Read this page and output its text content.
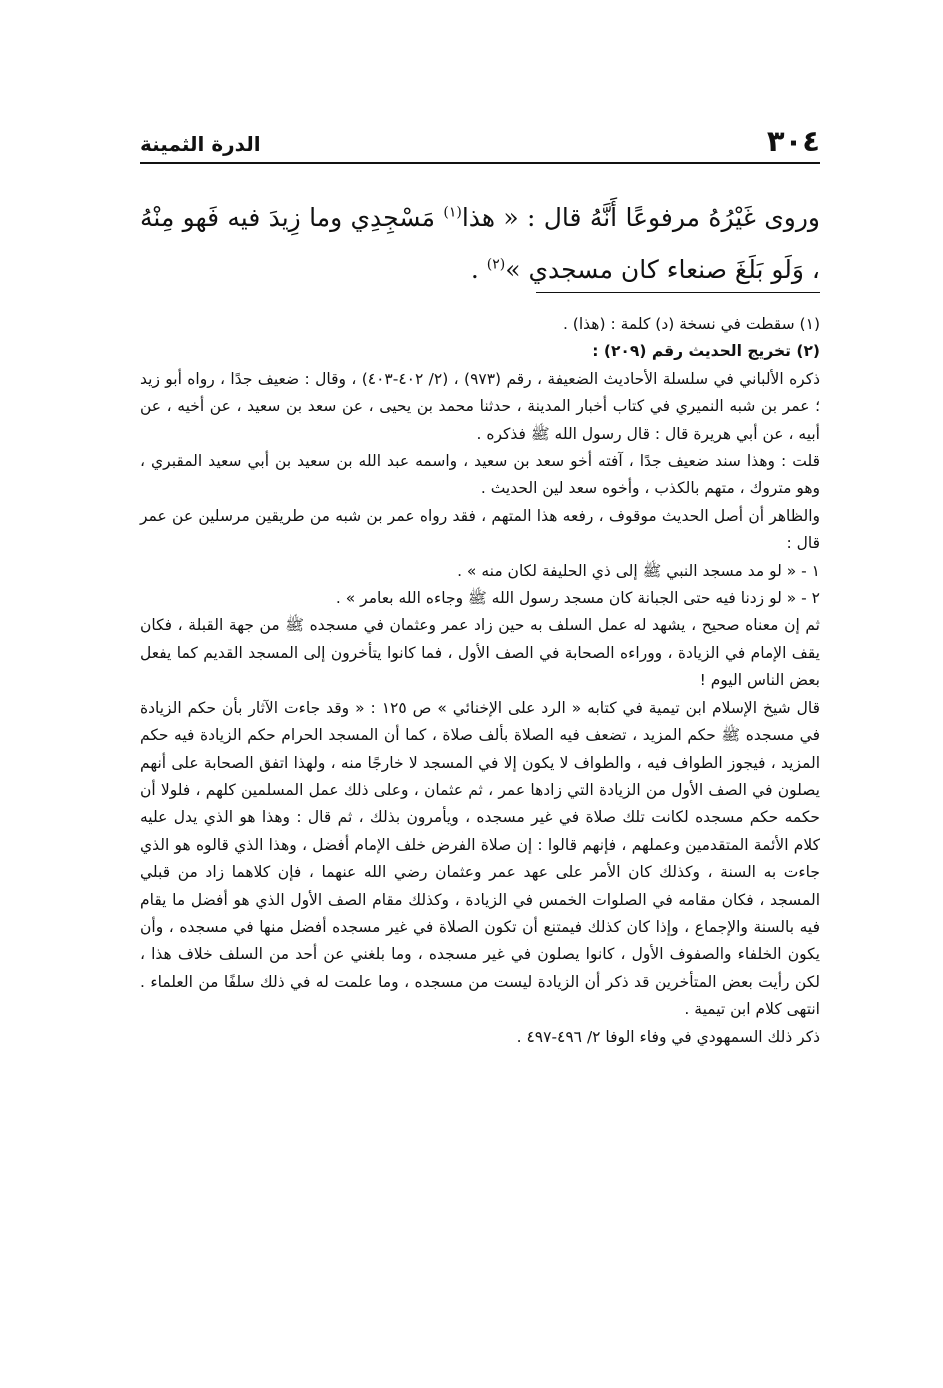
٣٠٤
الدرة الثمينة

وروى غَيْرُهُ مرفوعًا أَنَّهُ قال : « هذا$^{(١)}$ مَسْجِدِي وما زِيدَ فيه فَهو مِنْهُ ، وَلَو بَلَغَ صنعاء كان مسجدي »$^{(٢)}$ .

(١) سقطت في نسخة (د) كلمة : (هذا) .

(٢) تخريج الحديث رقم (٢٠٩) :

ذكره الألباني في سلسلة الأحاديث الضعيفة ، رقم (٩٧٣) ، (٢/ ٤٠٢-٤٠٣) ، وقال : ضعيف جدًا ، رواه أبو زيد ؛ عمر بن شبه النميري في كتاب أخبار المدينة ، حدثنا محمد بن يحيى ، عن سعد بن سعيد ، عن أخيه ، عن أبيه ، عن أبي هريرة قال : قال رسول الله ﷺ فذكره .

قلت : وهذا سند ضعيف جدًا ، آفته أخو سعد بن سعيد ، واسمه عبد الله بن سعيد بن أبي سعيد المقبري ، وهو متروك ، متهم بالكذب ، وأخوه سعد لين الحديث .

والظاهر أن أصل الحديث موقوف ، رفعه هذا المتهم ، فقد رواه عمر بن شبه من طريقين مرسلين عن عمر قال :

١ - « لو مد مسجد النبي ﷺ إلى ذي الحليفة لكان منه » .

٢ - « لو زدنا فيه حتى الجبانة كان مسجد رسول الله ﷺ وجاءه الله بعامر » .

ثم إن معناه صحيح ، يشهد له عمل السلف به حين زاد عمر وعثمان في مسجده ﷺ من جهة القبلة ، فكان يقف الإمام في الزيادة ، ووراءه الصحابة في الصف الأول ، فما كانوا يتأخرون إلى المسجد القديم كما يفعل بعض الناس اليوم !

قال شيخ الإسلام ابن تيمية في كتابه « الرد على الإخنائي » ص ١٢٥ : « وقد جاءت الآثار بأن حكم الزيادة في مسجده ﷺ حكم المزيد ، تضعف فيه الصلاة بألف صلاة ، كما أن المسجد الحرام حكم الزيادة فيه حكم المزيد ، فيجوز الطواف فيه ، والطواف لا يكون إلا في المسجد لا خارجًا منه ، ولهذا اتفق الصحابة على أنهم يصلون في الصف الأول من الزيادة التي زادها عمر ، ثم عثمان ، وعلى ذلك عمل المسلمين كلهم ، فلولا أن حكمه حكم مسجده لكانت تلك صلاة في غير مسجده ، ويأمرون بذلك ، ثم قال : وهذا هو الذي يدل عليه كلام الأئمة المتقدمين وعملهم ، فإنهم قالوا : إن صلاة الفرض خلف الإمام أفضل ، وهذا الذي قالوه هو الذي جاءت به السنة ، وكذلك كان الأمر على عهد عمر وعثمان رضي الله عنهما ، فإن كلاهما زاد من قبلي المسجد ، فكان مقامه في الصلوات الخمس في الزيادة ، وكذلك مقام الصف الأول الذي هو أفضل ما يقام فيه بالسنة والإجماع ، وإذا كان كذلك فيمتنع أن تكون الصلاة في غير مسجده أفضل منها في مسجده ، وأن يكون الخلفاء والصفوف الأول ، كانوا يصلون في غير مسجده ، وما بلغني عن أحد من السلف خلاف هذا ، لكن رأيت بعض المتأخرين قد ذكر أن الزيادة ليست من مسجده ، وما علمت له في ذلك سلفًا من العلماء . انتهى كلام ابن تيمية .

ذكر ذلك السمهودي في وفاء الوفا ٢/ ٤٩٦-٤٩٧ .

^^^^^^^^

:: Written instruction ::
Each line that contains the string "مسجده" counts once; say how many there are and nothing else.

:: Exercise result ::
2